* BEGIN Supplied records *

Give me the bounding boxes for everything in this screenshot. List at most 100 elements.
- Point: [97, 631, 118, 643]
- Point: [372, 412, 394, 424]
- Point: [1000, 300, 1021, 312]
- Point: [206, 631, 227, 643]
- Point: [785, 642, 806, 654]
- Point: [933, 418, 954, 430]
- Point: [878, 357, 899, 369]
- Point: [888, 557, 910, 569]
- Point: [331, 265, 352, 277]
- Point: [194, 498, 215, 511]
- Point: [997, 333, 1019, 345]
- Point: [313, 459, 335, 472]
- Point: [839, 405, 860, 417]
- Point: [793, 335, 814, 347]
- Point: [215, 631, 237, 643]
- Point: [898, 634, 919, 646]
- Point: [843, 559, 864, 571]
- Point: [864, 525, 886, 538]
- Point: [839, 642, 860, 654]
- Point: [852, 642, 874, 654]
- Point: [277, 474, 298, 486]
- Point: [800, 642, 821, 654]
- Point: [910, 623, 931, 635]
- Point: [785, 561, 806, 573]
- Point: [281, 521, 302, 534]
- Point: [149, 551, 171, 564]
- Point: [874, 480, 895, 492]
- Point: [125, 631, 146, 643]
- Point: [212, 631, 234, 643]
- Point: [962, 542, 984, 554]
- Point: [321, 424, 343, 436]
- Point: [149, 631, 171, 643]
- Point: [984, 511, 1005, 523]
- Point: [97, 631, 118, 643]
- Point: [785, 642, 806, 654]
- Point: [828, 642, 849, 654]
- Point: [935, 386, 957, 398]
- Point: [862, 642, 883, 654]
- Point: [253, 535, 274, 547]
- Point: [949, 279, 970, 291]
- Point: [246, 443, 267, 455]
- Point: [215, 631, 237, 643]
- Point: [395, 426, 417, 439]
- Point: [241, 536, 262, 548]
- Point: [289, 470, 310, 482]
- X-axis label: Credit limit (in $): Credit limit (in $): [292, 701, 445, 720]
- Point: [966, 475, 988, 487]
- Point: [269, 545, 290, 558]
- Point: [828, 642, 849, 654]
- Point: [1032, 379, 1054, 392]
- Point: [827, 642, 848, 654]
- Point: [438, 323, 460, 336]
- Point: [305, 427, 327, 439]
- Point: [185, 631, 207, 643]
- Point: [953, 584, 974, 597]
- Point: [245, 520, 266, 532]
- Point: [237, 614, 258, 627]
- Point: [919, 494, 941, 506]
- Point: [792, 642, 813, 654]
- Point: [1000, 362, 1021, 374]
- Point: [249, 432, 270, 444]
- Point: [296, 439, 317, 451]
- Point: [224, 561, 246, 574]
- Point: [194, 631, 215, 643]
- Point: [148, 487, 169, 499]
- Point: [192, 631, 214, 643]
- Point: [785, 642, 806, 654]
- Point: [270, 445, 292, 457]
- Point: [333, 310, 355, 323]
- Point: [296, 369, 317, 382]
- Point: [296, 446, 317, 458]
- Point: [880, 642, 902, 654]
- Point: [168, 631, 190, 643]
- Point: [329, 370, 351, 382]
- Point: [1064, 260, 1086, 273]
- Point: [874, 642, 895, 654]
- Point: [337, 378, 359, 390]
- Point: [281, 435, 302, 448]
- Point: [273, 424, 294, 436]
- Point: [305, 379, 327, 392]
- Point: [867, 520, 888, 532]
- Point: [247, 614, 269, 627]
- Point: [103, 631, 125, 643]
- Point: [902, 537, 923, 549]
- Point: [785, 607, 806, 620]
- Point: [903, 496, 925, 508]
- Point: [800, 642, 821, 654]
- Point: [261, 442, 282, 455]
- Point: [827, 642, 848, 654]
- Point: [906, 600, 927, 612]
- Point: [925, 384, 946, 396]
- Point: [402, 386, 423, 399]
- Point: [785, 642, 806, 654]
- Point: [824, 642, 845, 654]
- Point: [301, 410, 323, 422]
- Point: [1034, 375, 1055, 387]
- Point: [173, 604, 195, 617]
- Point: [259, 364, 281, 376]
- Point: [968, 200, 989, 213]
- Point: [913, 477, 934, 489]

* END Supplied records *

- Description of the task: Reproduce the data above with every instance of "Point" changed to "Marker", keeping all other text identical.

- Correct result:
Give me the bounding boxes for everything in this screenshot. List at most 100 elements.
- Marker: [97, 631, 118, 643]
- Marker: [372, 412, 394, 424]
- Marker: [1000, 300, 1021, 312]
- Marker: [206, 631, 227, 643]
- Marker: [785, 642, 806, 654]
- Marker: [933, 418, 954, 430]
- Marker: [878, 357, 899, 369]
- Marker: [888, 557, 910, 569]
- Marker: [331, 265, 352, 277]
- Marker: [194, 498, 215, 511]
- Marker: [997, 333, 1019, 345]
- Marker: [313, 459, 335, 472]
- Marker: [839, 405, 860, 417]
- Marker: [793, 335, 814, 347]
- Marker: [215, 631, 237, 643]
- Marker: [898, 634, 919, 646]
- Marker: [843, 559, 864, 571]
- Marker: [864, 525, 886, 538]
- Marker: [839, 642, 860, 654]
- Marker: [852, 642, 874, 654]
- Marker: [277, 474, 298, 486]
- Marker: [800, 642, 821, 654]
- Marker: [910, 623, 931, 635]
- Marker: [785, 561, 806, 573]
- Marker: [281, 521, 302, 534]
- Marker: [149, 551, 171, 564]
- Marker: [874, 480, 895, 492]
- Marker: [125, 631, 146, 643]
- Marker: [212, 631, 234, 643]
- Marker: [962, 542, 984, 554]
- Marker: [321, 424, 343, 436]
- Marker: [149, 631, 171, 643]
- Marker: [984, 511, 1005, 523]
- Marker: [97, 631, 118, 643]
- Marker: [785, 642, 806, 654]
- Marker: [828, 642, 849, 654]
- Marker: [935, 386, 957, 398]
- Marker: [862, 642, 883, 654]
- Marker: [253, 535, 274, 547]
- Marker: [949, 279, 970, 291]
- Marker: [246, 443, 267, 455]
- Marker: [215, 631, 237, 643]
- Marker: [395, 426, 417, 439]
- Marker: [241, 536, 262, 548]
- Marker: [289, 470, 310, 482]
- X-axis label: Credit limit (in $): Credit limit (in $): [292, 701, 445, 720]
- Marker: [966, 475, 988, 487]
- Marker: [269, 545, 290, 558]
- Marker: [828, 642, 849, 654]
- Marker: [1032, 379, 1054, 392]
- Marker: [827, 642, 848, 654]
- Marker: [438, 323, 460, 336]
- Marker: [305, 427, 327, 439]
- Marker: [185, 631, 207, 643]
- Marker: [953, 584, 974, 597]
- Marker: [245, 520, 266, 532]
- Marker: [237, 614, 258, 627]
- Marker: [919, 494, 941, 506]
- Marker: [792, 642, 813, 654]
- Marker: [1000, 362, 1021, 374]
- Marker: [249, 432, 270, 444]
- Marker: [296, 439, 317, 451]
- Marker: [224, 561, 246, 574]
- Marker: [194, 631, 215, 643]
- Marker: [148, 487, 169, 499]
- Marker: [192, 631, 214, 643]
- Marker: [785, 642, 806, 654]
- Marker: [270, 445, 292, 457]
- Marker: [333, 310, 355, 323]
- Marker: [296, 369, 317, 382]
- Marker: [296, 446, 317, 458]
- Marker: [880, 642, 902, 654]
- Marker: [168, 631, 190, 643]
- Marker: [329, 370, 351, 382]
- Marker: [1064, 260, 1086, 273]
- Marker: [874, 642, 895, 654]
- Marker: [337, 378, 359, 390]
- Marker: [281, 435, 302, 448]
- Marker: [273, 424, 294, 436]
- Marker: [305, 379, 327, 392]
- Marker: [867, 520, 888, 532]
- Marker: [247, 614, 269, 627]
- Marker: [103, 631, 125, 643]
- Marker: [902, 537, 923, 549]
- Marker: [785, 607, 806, 620]
- Marker: [903, 496, 925, 508]
- Marker: [800, 642, 821, 654]
- Marker: [261, 442, 282, 455]
- Marker: [827, 642, 848, 654]
- Marker: [906, 600, 927, 612]
- Marker: [925, 384, 946, 396]
- Marker: [402, 386, 423, 399]
- Marker: [785, 642, 806, 654]
- Marker: [824, 642, 845, 654]
- Marker: [301, 410, 323, 422]
- Marker: [1034, 375, 1055, 387]
- Marker: [173, 604, 195, 617]
- Marker: [259, 364, 281, 376]
- Marker: [968, 200, 989, 213]
- Marker: [913, 477, 934, 489]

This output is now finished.